# [Task goal]
Copy, from the entries below, each line where the word "java" can be found.

# [Material for this task]
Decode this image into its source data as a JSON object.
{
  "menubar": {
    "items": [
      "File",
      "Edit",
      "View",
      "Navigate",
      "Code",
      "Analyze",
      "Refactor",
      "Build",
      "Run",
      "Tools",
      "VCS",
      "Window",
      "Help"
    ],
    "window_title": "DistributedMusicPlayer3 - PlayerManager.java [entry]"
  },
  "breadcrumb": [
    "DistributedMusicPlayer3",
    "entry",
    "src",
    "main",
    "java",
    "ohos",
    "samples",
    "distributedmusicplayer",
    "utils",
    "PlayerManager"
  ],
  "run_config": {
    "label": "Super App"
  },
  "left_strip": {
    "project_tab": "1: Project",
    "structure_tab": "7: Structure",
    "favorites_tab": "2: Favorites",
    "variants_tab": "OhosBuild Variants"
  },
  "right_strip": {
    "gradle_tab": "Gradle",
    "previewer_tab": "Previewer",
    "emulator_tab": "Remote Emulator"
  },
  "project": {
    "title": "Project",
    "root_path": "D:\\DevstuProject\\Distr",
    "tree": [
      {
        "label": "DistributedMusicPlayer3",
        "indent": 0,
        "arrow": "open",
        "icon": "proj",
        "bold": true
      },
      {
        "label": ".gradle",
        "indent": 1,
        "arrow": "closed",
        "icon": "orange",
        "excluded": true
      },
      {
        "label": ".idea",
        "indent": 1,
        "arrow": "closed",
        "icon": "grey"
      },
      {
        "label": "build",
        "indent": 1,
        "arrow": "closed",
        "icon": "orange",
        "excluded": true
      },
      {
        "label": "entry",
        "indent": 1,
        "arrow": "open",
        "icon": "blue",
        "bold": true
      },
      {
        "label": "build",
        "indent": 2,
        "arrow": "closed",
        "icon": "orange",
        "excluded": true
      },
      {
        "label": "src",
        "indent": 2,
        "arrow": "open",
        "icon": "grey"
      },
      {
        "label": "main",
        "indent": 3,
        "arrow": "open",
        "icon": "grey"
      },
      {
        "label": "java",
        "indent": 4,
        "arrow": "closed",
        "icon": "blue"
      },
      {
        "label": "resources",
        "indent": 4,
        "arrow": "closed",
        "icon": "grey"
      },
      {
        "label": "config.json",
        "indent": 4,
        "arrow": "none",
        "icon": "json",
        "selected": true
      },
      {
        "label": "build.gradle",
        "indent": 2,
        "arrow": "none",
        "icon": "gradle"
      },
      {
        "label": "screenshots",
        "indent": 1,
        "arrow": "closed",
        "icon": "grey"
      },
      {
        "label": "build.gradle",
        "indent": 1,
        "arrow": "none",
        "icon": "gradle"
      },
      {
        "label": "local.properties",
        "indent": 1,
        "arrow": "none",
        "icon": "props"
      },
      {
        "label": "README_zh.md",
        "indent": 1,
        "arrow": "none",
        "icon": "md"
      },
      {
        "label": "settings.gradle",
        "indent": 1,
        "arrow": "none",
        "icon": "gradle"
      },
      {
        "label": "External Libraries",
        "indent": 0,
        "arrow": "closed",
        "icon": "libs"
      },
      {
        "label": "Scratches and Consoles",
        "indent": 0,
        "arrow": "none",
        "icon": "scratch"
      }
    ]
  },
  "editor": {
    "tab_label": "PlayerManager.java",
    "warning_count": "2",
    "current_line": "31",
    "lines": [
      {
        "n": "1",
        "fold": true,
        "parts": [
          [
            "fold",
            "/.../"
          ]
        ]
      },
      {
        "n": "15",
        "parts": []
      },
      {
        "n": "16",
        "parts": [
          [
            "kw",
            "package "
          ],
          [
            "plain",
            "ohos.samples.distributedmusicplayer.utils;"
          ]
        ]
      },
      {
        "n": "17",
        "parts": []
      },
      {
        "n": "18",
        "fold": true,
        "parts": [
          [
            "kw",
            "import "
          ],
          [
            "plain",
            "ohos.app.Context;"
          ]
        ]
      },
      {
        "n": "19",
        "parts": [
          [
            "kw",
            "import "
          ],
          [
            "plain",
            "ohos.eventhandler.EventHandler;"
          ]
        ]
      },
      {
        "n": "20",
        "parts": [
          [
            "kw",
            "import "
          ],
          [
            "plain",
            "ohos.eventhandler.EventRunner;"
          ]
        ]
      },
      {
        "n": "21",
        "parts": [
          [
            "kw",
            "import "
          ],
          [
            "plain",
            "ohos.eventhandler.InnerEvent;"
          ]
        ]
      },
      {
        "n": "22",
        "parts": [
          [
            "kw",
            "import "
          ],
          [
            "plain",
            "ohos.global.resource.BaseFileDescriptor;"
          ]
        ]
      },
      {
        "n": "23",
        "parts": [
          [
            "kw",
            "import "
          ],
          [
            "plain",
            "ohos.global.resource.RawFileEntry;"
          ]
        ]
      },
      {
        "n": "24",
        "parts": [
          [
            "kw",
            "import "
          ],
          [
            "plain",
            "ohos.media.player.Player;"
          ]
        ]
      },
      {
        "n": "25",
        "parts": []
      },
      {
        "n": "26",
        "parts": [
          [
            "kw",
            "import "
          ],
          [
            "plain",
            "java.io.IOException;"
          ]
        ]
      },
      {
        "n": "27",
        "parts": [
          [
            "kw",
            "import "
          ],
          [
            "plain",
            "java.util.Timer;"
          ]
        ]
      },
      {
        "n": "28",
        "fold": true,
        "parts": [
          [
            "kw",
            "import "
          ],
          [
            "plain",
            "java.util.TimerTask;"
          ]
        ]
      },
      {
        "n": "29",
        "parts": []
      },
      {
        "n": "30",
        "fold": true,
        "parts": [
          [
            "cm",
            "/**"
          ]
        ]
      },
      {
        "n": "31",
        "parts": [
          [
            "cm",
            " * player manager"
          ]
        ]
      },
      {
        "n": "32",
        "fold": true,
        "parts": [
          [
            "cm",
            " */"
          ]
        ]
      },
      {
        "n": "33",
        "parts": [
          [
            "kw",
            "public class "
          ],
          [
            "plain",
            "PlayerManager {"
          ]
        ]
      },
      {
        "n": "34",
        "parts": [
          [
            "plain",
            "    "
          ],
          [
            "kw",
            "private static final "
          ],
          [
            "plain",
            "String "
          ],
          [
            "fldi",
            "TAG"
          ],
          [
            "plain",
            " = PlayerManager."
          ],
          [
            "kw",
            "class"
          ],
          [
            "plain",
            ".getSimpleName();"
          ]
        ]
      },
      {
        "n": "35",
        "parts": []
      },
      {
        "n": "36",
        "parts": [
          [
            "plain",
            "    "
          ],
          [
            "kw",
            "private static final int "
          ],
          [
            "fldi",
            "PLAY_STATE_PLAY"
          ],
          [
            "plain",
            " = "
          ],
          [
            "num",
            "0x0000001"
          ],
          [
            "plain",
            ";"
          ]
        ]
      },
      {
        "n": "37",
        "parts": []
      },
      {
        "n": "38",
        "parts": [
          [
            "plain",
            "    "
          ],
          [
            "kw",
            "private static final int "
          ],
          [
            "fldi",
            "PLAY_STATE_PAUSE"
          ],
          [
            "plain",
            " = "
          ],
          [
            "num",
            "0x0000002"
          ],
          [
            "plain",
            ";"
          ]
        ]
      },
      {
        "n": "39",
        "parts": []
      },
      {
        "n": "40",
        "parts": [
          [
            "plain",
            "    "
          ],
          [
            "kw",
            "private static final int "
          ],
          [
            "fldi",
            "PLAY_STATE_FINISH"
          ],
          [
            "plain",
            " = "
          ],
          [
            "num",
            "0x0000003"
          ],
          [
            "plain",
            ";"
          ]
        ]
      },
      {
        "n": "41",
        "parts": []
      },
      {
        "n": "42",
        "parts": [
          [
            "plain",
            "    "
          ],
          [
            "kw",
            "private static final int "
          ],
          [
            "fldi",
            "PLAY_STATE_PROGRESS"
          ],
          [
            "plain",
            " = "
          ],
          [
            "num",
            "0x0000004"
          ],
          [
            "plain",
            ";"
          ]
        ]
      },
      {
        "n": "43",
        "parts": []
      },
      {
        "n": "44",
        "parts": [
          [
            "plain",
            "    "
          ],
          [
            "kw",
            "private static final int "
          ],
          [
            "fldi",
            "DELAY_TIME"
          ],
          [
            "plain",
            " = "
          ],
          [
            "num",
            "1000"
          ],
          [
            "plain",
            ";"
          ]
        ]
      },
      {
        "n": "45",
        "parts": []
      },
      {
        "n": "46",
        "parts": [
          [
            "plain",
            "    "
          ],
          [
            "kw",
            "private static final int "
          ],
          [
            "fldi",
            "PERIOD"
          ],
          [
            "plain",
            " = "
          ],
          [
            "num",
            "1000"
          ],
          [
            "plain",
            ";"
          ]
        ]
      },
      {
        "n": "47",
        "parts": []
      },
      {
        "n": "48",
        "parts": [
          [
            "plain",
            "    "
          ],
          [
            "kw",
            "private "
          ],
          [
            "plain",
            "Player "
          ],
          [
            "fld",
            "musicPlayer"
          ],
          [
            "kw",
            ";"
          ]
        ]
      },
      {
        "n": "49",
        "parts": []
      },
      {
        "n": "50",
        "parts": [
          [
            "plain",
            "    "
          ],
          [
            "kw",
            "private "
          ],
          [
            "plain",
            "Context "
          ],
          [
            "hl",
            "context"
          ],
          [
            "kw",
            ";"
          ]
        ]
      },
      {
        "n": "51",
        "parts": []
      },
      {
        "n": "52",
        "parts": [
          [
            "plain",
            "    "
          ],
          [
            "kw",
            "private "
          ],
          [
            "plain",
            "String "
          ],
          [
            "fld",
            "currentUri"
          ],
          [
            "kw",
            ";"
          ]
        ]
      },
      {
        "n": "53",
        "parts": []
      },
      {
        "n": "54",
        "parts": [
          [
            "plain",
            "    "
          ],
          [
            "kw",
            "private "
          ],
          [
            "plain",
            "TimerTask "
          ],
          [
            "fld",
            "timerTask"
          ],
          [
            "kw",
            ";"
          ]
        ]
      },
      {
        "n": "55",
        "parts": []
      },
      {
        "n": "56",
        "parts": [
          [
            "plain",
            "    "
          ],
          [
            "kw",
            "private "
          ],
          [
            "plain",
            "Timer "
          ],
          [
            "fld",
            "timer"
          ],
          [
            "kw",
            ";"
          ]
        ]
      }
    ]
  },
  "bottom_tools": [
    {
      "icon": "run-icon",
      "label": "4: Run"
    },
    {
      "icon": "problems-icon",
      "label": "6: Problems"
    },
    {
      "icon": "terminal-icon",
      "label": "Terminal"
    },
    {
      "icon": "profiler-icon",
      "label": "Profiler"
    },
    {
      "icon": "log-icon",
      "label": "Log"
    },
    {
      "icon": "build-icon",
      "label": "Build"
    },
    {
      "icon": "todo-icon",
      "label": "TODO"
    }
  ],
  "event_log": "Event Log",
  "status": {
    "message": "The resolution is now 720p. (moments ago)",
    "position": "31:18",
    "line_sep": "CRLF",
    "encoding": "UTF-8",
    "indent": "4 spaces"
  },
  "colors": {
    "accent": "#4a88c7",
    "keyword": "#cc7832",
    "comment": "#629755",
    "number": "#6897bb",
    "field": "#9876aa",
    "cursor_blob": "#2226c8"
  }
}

# [Exercise output]
    "window_title": "DistributedMusicPlayer3 - PlayerManager.java [entry]"
    "java",
        "label": "java",
    "tab_label": "PlayerManager.java",
            "java.io.IOException;"
            "java.util.Timer;"
            "java.util.TimerTask;"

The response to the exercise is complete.